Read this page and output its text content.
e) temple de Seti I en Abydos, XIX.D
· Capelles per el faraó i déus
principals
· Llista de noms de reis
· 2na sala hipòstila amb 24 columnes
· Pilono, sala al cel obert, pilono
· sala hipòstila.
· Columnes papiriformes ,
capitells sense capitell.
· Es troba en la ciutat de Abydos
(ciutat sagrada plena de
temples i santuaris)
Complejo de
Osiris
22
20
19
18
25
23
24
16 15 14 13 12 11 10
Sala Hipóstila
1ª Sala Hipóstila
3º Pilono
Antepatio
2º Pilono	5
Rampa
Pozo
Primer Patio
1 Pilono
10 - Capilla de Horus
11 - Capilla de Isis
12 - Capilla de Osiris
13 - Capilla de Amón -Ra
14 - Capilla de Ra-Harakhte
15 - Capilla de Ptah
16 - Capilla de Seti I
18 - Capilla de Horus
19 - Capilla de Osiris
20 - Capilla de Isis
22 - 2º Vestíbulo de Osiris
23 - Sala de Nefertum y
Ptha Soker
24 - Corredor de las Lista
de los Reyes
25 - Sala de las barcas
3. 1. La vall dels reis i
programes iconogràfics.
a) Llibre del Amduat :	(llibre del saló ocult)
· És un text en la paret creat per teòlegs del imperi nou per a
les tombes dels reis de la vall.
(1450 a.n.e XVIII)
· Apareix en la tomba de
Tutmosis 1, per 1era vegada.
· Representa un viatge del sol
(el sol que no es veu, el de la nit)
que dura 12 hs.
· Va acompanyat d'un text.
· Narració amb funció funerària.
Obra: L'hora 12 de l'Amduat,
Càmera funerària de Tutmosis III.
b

[Problem description] Print every record exactly as it was given.

[Solution for this task]
Read this page and output its text content.
e) temple de Seti I en Abydos, XIX.D
· Capelles per el faraó i déus
principals
· Llista de noms de reis
· 2na sala hipòstila amb 24 columnes
· Pilono, sala al cel obert, pilono
· sala hipòstila.
· Columnes papiriformes ,
capitells sense capitell.
· Es troba en la ciutat de Abydos
(ciutat sagrada plena de
temples i santuaris)
Complejo de
Osiris
22
20
19
18
25
23
24
16 15 14 13 12 11 10
Sala Hipóstila
1ª Sala Hipóstila
3º Pilono
Antepatio
2º Pilono	5
Rampa
Pozo
Primer Patio
1 Pilono
10 - Capilla de Horus
11 - Capilla de Isis
12 - Capilla de Osiris
13 - Capilla de Amón -Ra
14 - Capilla de Ra-Harakhte
15 - Capilla de Ptah
16 - Capilla de Seti I
18 - Capilla de Horus
19 - Capilla de Osiris
20 - Capilla de Isis
22 - 2º Vestíbulo de Osiris
23 - Sala de Nefertum y
Ptha Soker
24 - Corredor de las Lista
de los Reyes
25 - Sala de las barcas
3. 1. La vall dels reis i
programes iconogràfics.
a) Llibre del Amduat :	(llibre del saló ocult)
· És un text en la paret creat per teòlegs del imperi nou per a
les tombes dels reis de la vall.
(1450 a.n.e XVIII)
· Apareix en la tomba de
Tutmosis 1, per 1era vegada.
· Representa un viatge del sol
(el sol que no es veu, el de la nit)
que dura 12 hs.
· Va acompanyat d'un text.
· Narració amb funció funerària.
Obra: L'hora 12 de l'Amduat,
Càmera funerària de Tutmosis III.
b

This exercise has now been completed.